* BEGIN Entries *

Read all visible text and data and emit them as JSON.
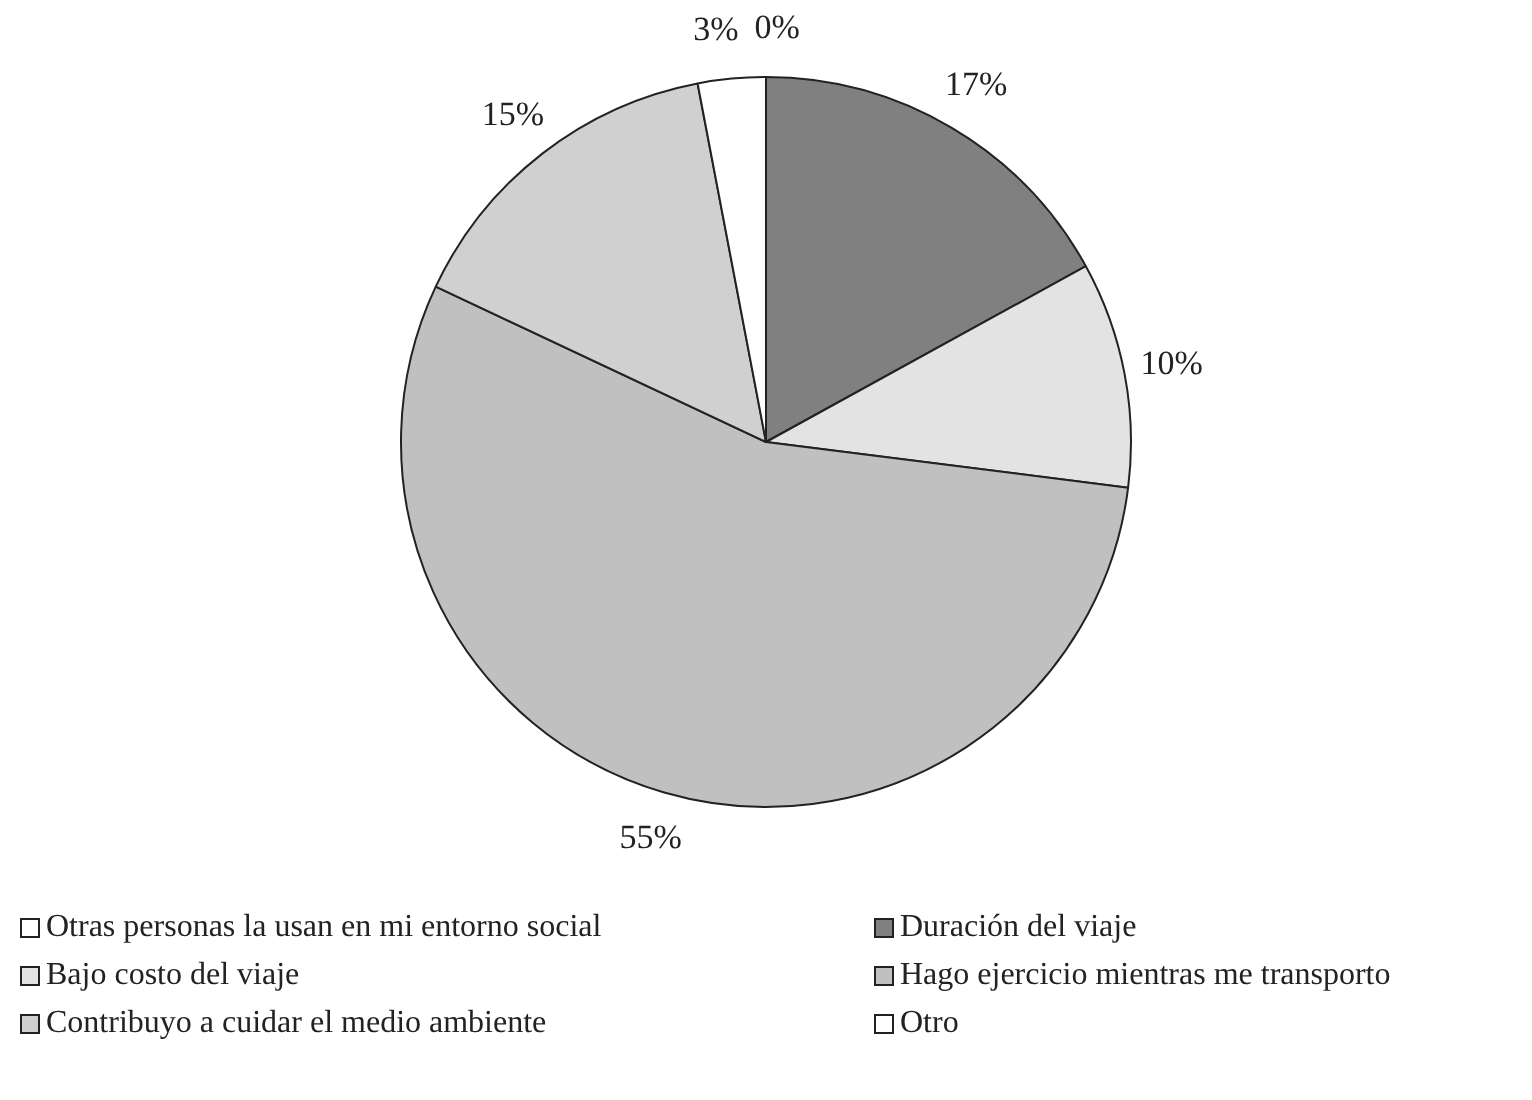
{
  "chart_data": {
    "type": "pie",
    "categories": [
      "Otras personas la usan en mi entorno social",
      "Duración del viaje",
      "Bajo costo del viaje",
      "Hago ejercicio mientras me transporto",
      "Contribuyo a cuidar el medio ambiente",
      "Otro"
    ],
    "values": [
      0,
      17,
      10,
      55,
      15,
      3
    ],
    "colors": [
      "#ffffff",
      "#808080",
      "#e3e3e3",
      "#c0c0c0",
      "#d0d0d0",
      "#ffffff"
    ],
    "value_labels": [
      "0%",
      "17%",
      "10%",
      "55%",
      "15%",
      "3%"
    ],
    "legend": "bottom"
  }
}
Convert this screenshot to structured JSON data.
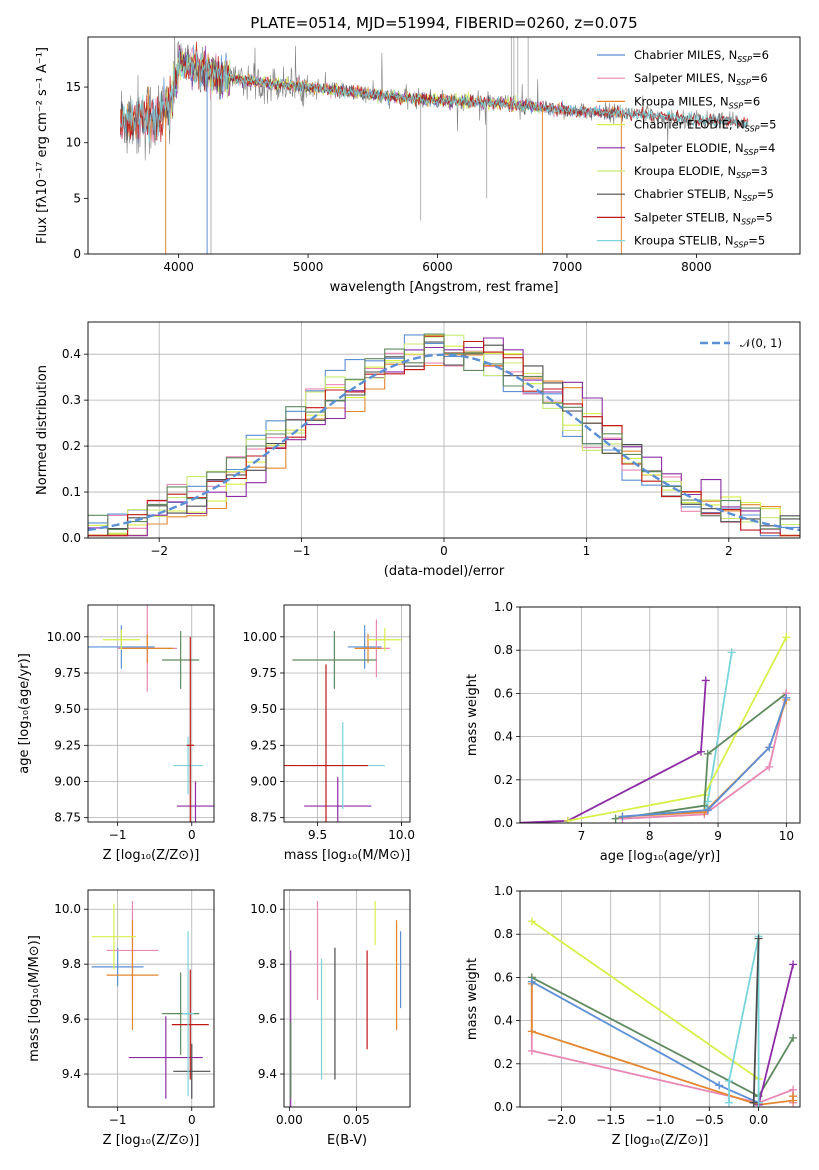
{
  "colors": {
    "chabrier_miles": "#5b8fd6",
    "salpeter_miles": "#e987b5",
    "kroupa_miles": "#e4872f",
    "chabrier_elodie": "#d8ef4a",
    "salpeter_elodie": "#8e2ca6",
    "kroupa_elodie": "#c8ea72",
    "chabrier_stelib": "#4c4c4c",
    "salpeter_stelib": "#c01818",
    "kroupa_stelib": "#7ad4dc",
    "spectrum_grey": "#808080",
    "gauss": "#5b8fd6",
    "green": "#5f8a5f",
    "cyan": "#6fc9d3"
  },
  "chart_data": [
    {
      "id": "spectrum",
      "type": "line",
      "title": "PLATE=0514, MJD=51994, FIBERID=0260, z=0.075",
      "xlabel": "wavelength [Angstrom, rest frame]",
      "ylabel": "Flux [fλ10⁻¹⁷ erg cm⁻² s⁻¹ A⁻¹]",
      "xlim": [
        3300,
        8800
      ],
      "ylim": [
        0,
        19.5
      ],
      "xticks": [
        "4000",
        "5000",
        "6000",
        "7000",
        "8000"
      ],
      "yticks": [
        "0",
        "5",
        "10",
        "15"
      ],
      "legend_position": "upper right",
      "legend": [
        {
          "label": "Chabrier MILES, N",
          "sub": "SSP",
          "n": "=6",
          "color_key": "chabrier_miles"
        },
        {
          "label": "Salpeter MILES, N",
          "sub": "SSP",
          "n": "=6",
          "color_key": "salpeter_miles"
        },
        {
          "label": "Kroupa MILES, N",
          "sub": "SSP",
          "n": "=6",
          "color_key": "kroupa_miles"
        },
        {
          "label": "Chabrier ELODIE, N",
          "sub": "SSP",
          "n": "=5",
          "color_key": "chabrier_elodie"
        },
        {
          "label": "Salpeter ELODIE, N",
          "sub": "SSP",
          "n": "=4",
          "color_key": "salpeter_elodie"
        },
        {
          "label": "Kroupa ELODIE, N",
          "sub": "SSP",
          "n": "=3",
          "color_key": "kroupa_elodie"
        },
        {
          "label": "Chabrier STELIB, N",
          "sub": "SSP",
          "n": "=5",
          "color_key": "chabrier_stelib"
        },
        {
          "label": "Salpeter STELIB, N",
          "sub": "SSP",
          "n": "=5",
          "color_key": "salpeter_stelib"
        },
        {
          "label": "Kroupa STELIB, N",
          "sub": "SSP",
          "n": "=5",
          "color_key": "kroupa_stelib"
        }
      ],
      "continuum": [
        [
          3550,
          12.0
        ],
        [
          3700,
          12.2
        ],
        [
          3850,
          12.3
        ],
        [
          3950,
          13.5
        ],
        [
          4000,
          17.0
        ],
        [
          4100,
          17.0
        ],
        [
          4300,
          16.0
        ],
        [
          4500,
          15.6
        ],
        [
          5000,
          15.0
        ],
        [
          5500,
          14.3
        ],
        [
          6000,
          13.8
        ],
        [
          6500,
          13.5
        ],
        [
          7000,
          12.9
        ],
        [
          7500,
          12.6
        ],
        [
          8000,
          12.1
        ],
        [
          8400,
          11.8
        ]
      ]
    },
    {
      "id": "residuals",
      "type": "histogram",
      "xlabel": "(data-model)/error",
      "ylabel": "Normed distribution",
      "xlim": [
        -2.5,
        2.5
      ],
      "ylim": [
        0,
        0.47
      ],
      "xticks": [
        "−2",
        "−1",
        "0",
        "1",
        "2"
      ],
      "yticks": [
        "0.0",
        "0.1",
        "0.2",
        "0.3",
        "0.4"
      ],
      "legend": "𝒩(0, 1)",
      "bins": [
        -2.5,
        2.5,
        36
      ]
    },
    {
      "id": "age_vs_Z",
      "type": "scatter",
      "xlabel": "Z [log₁₀(Z/Z⊙)]",
      "ylabel": "age  [log₁₀(age/yr)]",
      "xlim": [
        -1.4,
        0.3
      ],
      "ylim": [
        8.72,
        10.22
      ],
      "xticks": [
        "−1",
        "0"
      ],
      "yticks": [
        "8.75",
        "9.00",
        "9.25",
        "9.50",
        "9.75",
        "10.00"
      ],
      "points": [
        {
          "x": -0.95,
          "xerr": 0.45,
          "y": 9.93,
          "yerr": 0.15,
          "color_key": "chabrier_miles"
        },
        {
          "x": -0.6,
          "xerr": 0.4,
          "y": 9.92,
          "yerr": 0.3,
          "color_key": "salpeter_miles"
        },
        {
          "x": -0.6,
          "xerr": 0.35,
          "y": 9.92,
          "yerr": 0.1,
          "color_key": "kroupa_miles"
        },
        {
          "x": -0.95,
          "xerr": 0.25,
          "y": 9.98,
          "yerr": 0.07,
          "color_key": "chabrier_elodie"
        },
        {
          "x": 0.05,
          "xerr": 0.25,
          "y": 8.83,
          "yerr": 0.17,
          "color_key": "salpeter_elodie"
        },
        {
          "x": -0.15,
          "xerr": 0.25,
          "y": 9.84,
          "yerr": 0.2,
          "color_key": "green"
        },
        {
          "x": -0.05,
          "xerr": 0.2,
          "y": 9.11,
          "yerr": 0.2,
          "color_key": "kroupa_stelib"
        },
        {
          "x": -0.02,
          "xerr": 0.05,
          "y": 9.25,
          "yerr": 0.75,
          "color_key": "salpeter_stelib"
        }
      ]
    },
    {
      "id": "age_vs_mass",
      "type": "scatter",
      "xlabel": "mass [log₁₀(M/M⊙)]",
      "ylabel": "",
      "xlim": [
        9.3,
        10.05
      ],
      "ylim": [
        8.72,
        10.22
      ],
      "xticks": [
        "9.5",
        "10.0"
      ],
      "yticks": [
        "8.75",
        "9.00",
        "9.25",
        "9.50",
        "9.75",
        "10.00"
      ],
      "points": [
        {
          "x": 9.78,
          "xerr": 0.1,
          "y": 9.93,
          "yerr": 0.15,
          "color_key": "chabrier_miles"
        },
        {
          "x": 9.85,
          "xerr": 0.08,
          "y": 9.92,
          "yerr": 0.2,
          "color_key": "salpeter_miles"
        },
        {
          "x": 9.8,
          "xerr": 0.08,
          "y": 9.92,
          "yerr": 0.1,
          "color_key": "kroupa_miles"
        },
        {
          "x": 9.9,
          "xerr": 0.1,
          "y": 9.98,
          "yerr": 0.08,
          "color_key": "chabrier_elodie"
        },
        {
          "x": 9.62,
          "xerr": 0.2,
          "y": 8.83,
          "yerr": 0.2,
          "color_key": "salpeter_elodie"
        },
        {
          "x": 9.6,
          "xerr": 0.25,
          "y": 9.84,
          "yerr": 0.2,
          "color_key": "green"
        },
        {
          "x": 9.65,
          "xerr": 0.25,
          "y": 9.11,
          "yerr": 0.3,
          "color_key": "kroupa_stelib"
        },
        {
          "x": 9.55,
          "xerr": 0.25,
          "y": 9.11,
          "yerr": 0.7,
          "color_key": "salpeter_stelib"
        }
      ]
    },
    {
      "id": "massweight_vs_age",
      "type": "line",
      "xlabel": "age  [log₁₀(age/yr)]",
      "ylabel": "mass weight",
      "xlim": [
        6.1,
        10.2
      ],
      "ylim": [
        0,
        1
      ],
      "xticks": [
        "7",
        "8",
        "9",
        "10"
      ],
      "yticks": [
        "0.0",
        "0.2",
        "0.4",
        "0.6",
        "0.8",
        "1.0"
      ],
      "series": [
        {
          "color_key": "salpeter_elodie",
          "x": [
            6.0,
            6.8,
            8.75,
            8.82
          ],
          "y": [
            0.0,
            0.01,
            0.33,
            0.66
          ]
        },
        {
          "color_key": "kroupa_stelib",
          "x": [
            8.8,
            8.85,
            9.2
          ],
          "y": [
            0.05,
            0.1,
            0.79
          ]
        },
        {
          "color_key": "chabrier_elodie",
          "x": [
            6.8,
            8.8,
            10.0
          ],
          "y": [
            0.01,
            0.13,
            0.86
          ]
        },
        {
          "color_key": "green",
          "x": [
            7.5,
            8.8,
            8.85,
            10.0
          ],
          "y": [
            0.02,
            0.08,
            0.32,
            0.6
          ]
        },
        {
          "color_key": "salpeter_miles",
          "x": [
            7.6,
            8.8,
            9.75,
            10.0
          ],
          "y": [
            0.02,
            0.04,
            0.26,
            0.6
          ]
        },
        {
          "color_key": "kroupa_miles",
          "x": [
            7.6,
            8.8,
            9.75,
            10.0
          ],
          "y": [
            0.03,
            0.05,
            0.35,
            0.57
          ]
        },
        {
          "color_key": "chabrier_miles",
          "x": [
            7.6,
            8.85,
            9.75,
            10.0
          ],
          "y": [
            0.03,
            0.06,
            0.35,
            0.58
          ]
        }
      ]
    },
    {
      "id": "mass_vs_Z",
      "type": "scatter",
      "xlabel": "Z [log₁₀(Z/Z⊙)]",
      "ylabel": "mass [log₁₀(M/M⊙)]",
      "xlim": [
        -1.4,
        0.3
      ],
      "ylim": [
        9.28,
        10.07
      ],
      "xticks": [
        "−1",
        "0"
      ],
      "yticks": [
        "9.4",
        "9.6",
        "9.8",
        "10.0"
      ],
      "points": [
        {
          "x": -1.0,
          "xerr": 0.35,
          "y": 9.79,
          "yerr": 0.07,
          "color_key": "chabrier_miles"
        },
        {
          "x": -0.8,
          "xerr": 0.35,
          "y": 9.85,
          "yerr": 0.18,
          "color_key": "salpeter_miles"
        },
        {
          "x": -0.8,
          "xerr": 0.35,
          "y": 9.76,
          "yerr": 0.2,
          "color_key": "kroupa_miles"
        },
        {
          "x": -1.05,
          "xerr": 0.3,
          "y": 9.9,
          "yerr": 0.12,
          "color_key": "chabrier_elodie"
        },
        {
          "x": -0.15,
          "xerr": 0.25,
          "y": 9.62,
          "yerr": 0.15,
          "color_key": "green"
        },
        {
          "x": -0.35,
          "xerr": 0.5,
          "y": 9.46,
          "yerr": 0.15,
          "color_key": "salpeter_elodie"
        },
        {
          "x": -0.02,
          "xerr": 0.25,
          "y": 9.58,
          "yerr": 0.2,
          "color_key": "salpeter_stelib"
        },
        {
          "x": 0.0,
          "xerr": 0.25,
          "y": 9.41,
          "yerr": 0.1,
          "color_key": "chabrier_stelib"
        },
        {
          "x": -0.05,
          "xerr": 0.08,
          "y": 9.62,
          "yerr": 0.3,
          "color_key": "kroupa_stelib"
        }
      ]
    },
    {
      "id": "mass_vs_ebv",
      "type": "scatter",
      "xlabel": "E(B-V)",
      "ylabel": "",
      "xlim": [
        -0.004,
        0.09
      ],
      "ylim": [
        9.28,
        10.07
      ],
      "xticks": [
        "0.00",
        "0.05"
      ],
      "yticks": [
        "9.4",
        "9.6",
        "9.8",
        "10.0"
      ],
      "points": [
        {
          "x": 0.001,
          "y": 9.55,
          "yerr": 0.3,
          "color_key": "salpeter_elodie"
        },
        {
          "x": 0.001,
          "y": 9.45,
          "yerr": 0.14,
          "color_key": "green"
        },
        {
          "x": 0.021,
          "y": 9.85,
          "yerr": 0.18,
          "color_key": "salpeter_miles"
        },
        {
          "x": 0.024,
          "y": 9.6,
          "yerr": 0.22,
          "color_key": "kroupa_stelib"
        },
        {
          "x": 0.034,
          "y": 9.62,
          "yerr": 0.24,
          "color_key": "chabrier_stelib"
        },
        {
          "x": 0.058,
          "y": 9.67,
          "yerr": 0.18,
          "color_key": "salpeter_stelib"
        },
        {
          "x": 0.064,
          "y": 9.95,
          "yerr": 0.08,
          "color_key": "chabrier_elodie"
        },
        {
          "x": 0.08,
          "y": 9.76,
          "yerr": 0.2,
          "color_key": "kroupa_miles"
        },
        {
          "x": 0.083,
          "y": 9.78,
          "yerr": 0.14,
          "color_key": "chabrier_miles"
        }
      ]
    },
    {
      "id": "massweight_vs_Z",
      "type": "line",
      "xlabel": "Z [log₁₀(Z/Z⊙)]",
      "ylabel": "mass weight",
      "xlim": [
        -2.42,
        0.42
      ],
      "ylim": [
        0,
        1
      ],
      "xticks": [
        "−2.0",
        "−1.5",
        "−1.0",
        "−0.5",
        "0.0"
      ],
      "yticks": [
        "0.0",
        "0.2",
        "0.4",
        "0.6",
        "0.8",
        "1.0"
      ],
      "series": [
        {
          "color_key": "chabrier_elodie",
          "x": [
            -2.3,
            0.0
          ],
          "y": [
            0.86,
            0.13
          ]
        },
        {
          "color_key": "salpeter_miles",
          "x": [
            -2.3,
            -2.3,
            0.0,
            0.35,
            0.35
          ],
          "y": [
            0.6,
            0.26,
            0.02,
            0.08,
            0.02
          ]
        },
        {
          "color_key": "kroupa_miles",
          "x": [
            -2.3,
            -2.3,
            0.0,
            0.35,
            0.35
          ],
          "y": [
            0.57,
            0.35,
            0.01,
            0.03,
            0.05
          ]
        },
        {
          "color_key": "green",
          "x": [
            -2.3,
            0.0,
            0.35
          ],
          "y": [
            0.6,
            0.05,
            0.32
          ]
        },
        {
          "color_key": "chabrier_miles",
          "x": [
            -2.3,
            -0.4,
            0.0
          ],
          "y": [
            0.58,
            0.1,
            0.02
          ]
        },
        {
          "color_key": "salpeter_elodie",
          "x": [
            0.0,
            0.35
          ],
          "y": [
            0.01,
            0.66
          ]
        },
        {
          "color_key": "kroupa_stelib",
          "x": [
            -0.3,
            -0.3,
            0.0,
            0.0
          ],
          "y": [
            0.02,
            0.12,
            0.79,
            0.02
          ]
        },
        {
          "color_key": "chabrier_stelib",
          "x": [
            -0.05,
            0.0
          ],
          "y": [
            0.02,
            0.78
          ]
        }
      ]
    }
  ]
}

* END Entries *

What you have to do:
Search the lines above for the string "viaje" and copy each line that has it.

Task answer:
      "Duración del viaje",
      "Bajo costo del viaje",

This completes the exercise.